-- Start TEXT SHOWN --

We filled the weekend with apple picking, wine tasting, and cooking with apples--apple butter, tarts and muffins. It kept our minds off the situation, allowed us to share time with our also furloughed friend and got us out of the house into the sunny countryside of Virginia. However, when Monday came I smacked right into the face of the government shutdown as John went to work and I found myself with time for the laundry and a few errands. At lunch with Justine and another furloughed friend our talk fixated on what might happen, dwindling resources, and wishing we were back on the job. It was difficult to talk about much else. Even though the vote to give up back pay was passed and signed, essential and furloughed people won't get that pay until we are all back at work. We broke our obsessive talk with an afternoon movie, Gravity, that took us far away from our troubles for a few hours.

-- End TEXT SHOWN --

TASKS AND EXERCISES:
• a. Decide whether each statement agrees with the shutdown account, answering yes or no and quoting the words that settle it: (i) The weekend included wine tasting. (ii) John stayed home on Monday. (iii) Furloughed people will receive their back pay before everyone returns to work.
• b. Copy word for word the part of the shutdown account between "We filled the" and "a few hours.", inclusive.
The data have no role in this exercise.

-- Start STORED DATA --

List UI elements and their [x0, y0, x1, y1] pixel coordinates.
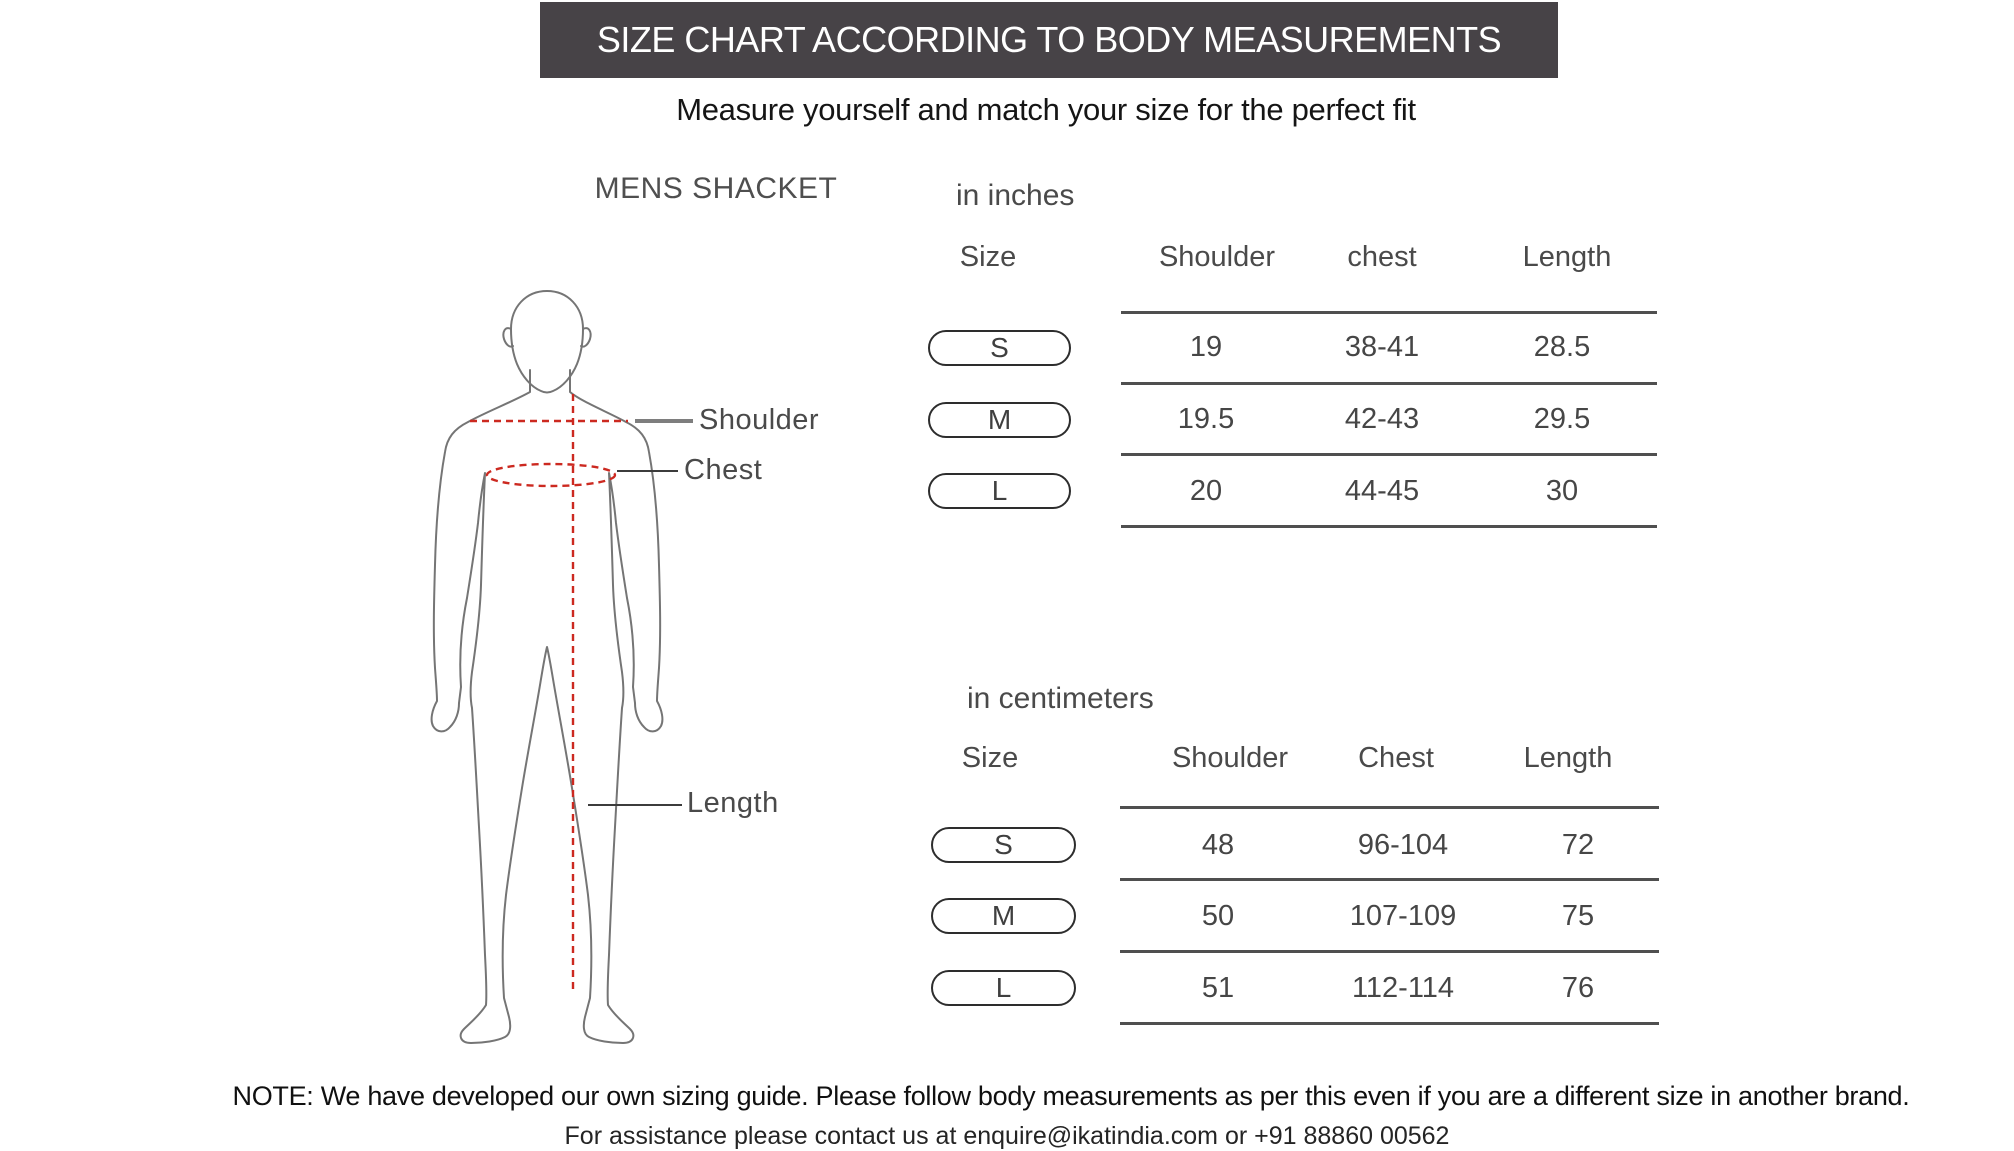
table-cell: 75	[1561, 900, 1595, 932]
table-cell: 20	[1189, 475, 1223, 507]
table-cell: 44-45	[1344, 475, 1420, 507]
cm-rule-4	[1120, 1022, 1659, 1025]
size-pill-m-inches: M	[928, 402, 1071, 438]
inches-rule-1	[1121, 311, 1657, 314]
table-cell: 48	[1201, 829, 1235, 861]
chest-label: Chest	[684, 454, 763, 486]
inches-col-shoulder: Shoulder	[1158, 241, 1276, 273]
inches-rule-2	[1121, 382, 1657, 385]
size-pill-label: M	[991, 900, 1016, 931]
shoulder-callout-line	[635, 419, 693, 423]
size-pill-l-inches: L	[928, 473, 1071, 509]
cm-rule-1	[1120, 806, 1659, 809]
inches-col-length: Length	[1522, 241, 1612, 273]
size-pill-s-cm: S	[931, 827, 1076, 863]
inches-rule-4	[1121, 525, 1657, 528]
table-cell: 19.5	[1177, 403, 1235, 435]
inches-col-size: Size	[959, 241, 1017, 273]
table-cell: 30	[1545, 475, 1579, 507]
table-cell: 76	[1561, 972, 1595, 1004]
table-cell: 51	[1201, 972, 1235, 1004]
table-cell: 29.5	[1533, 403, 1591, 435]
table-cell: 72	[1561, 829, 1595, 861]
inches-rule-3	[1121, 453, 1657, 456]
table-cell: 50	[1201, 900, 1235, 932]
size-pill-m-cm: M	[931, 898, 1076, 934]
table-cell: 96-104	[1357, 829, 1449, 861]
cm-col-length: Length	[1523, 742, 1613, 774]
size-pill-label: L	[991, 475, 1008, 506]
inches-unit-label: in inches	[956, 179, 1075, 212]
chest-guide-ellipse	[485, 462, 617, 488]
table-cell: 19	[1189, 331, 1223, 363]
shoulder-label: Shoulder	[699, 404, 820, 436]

-- End STORED DATA --

ANSWERS FOR THE TASKS:
• a.
(i) Yes: "apple picking, wine tasting, and cooking with apples"
(ii) No: "John went to work"
(iii) No: "won't get that pay until we are all back at work"

• b.
We filled the weekend with apple picking, wine tasting, and cooking with apples--apple butter, tarts and muffins. It kept our minds off the situation, allowed us to share time with our also furloughed friend and got us out of the house into the sunny countryside of Virginia. However, when Monday came I smacked right into the face of the government shutdown as John went to work and I found myself with time for the laundry and a few errands. At lunch with Justine and another furloughed friend our talk fixated on what might happen, dwindling resources, and wishing we were back on the job. It was difficult to talk about much else. Even though the vote to give up back pay was passed and signed, essential and furloughed people won't get that pay until we are all back at work. We broke our obsessive talk with an afternoon movie, Gravity, that took us far away from our troubles for a few hours.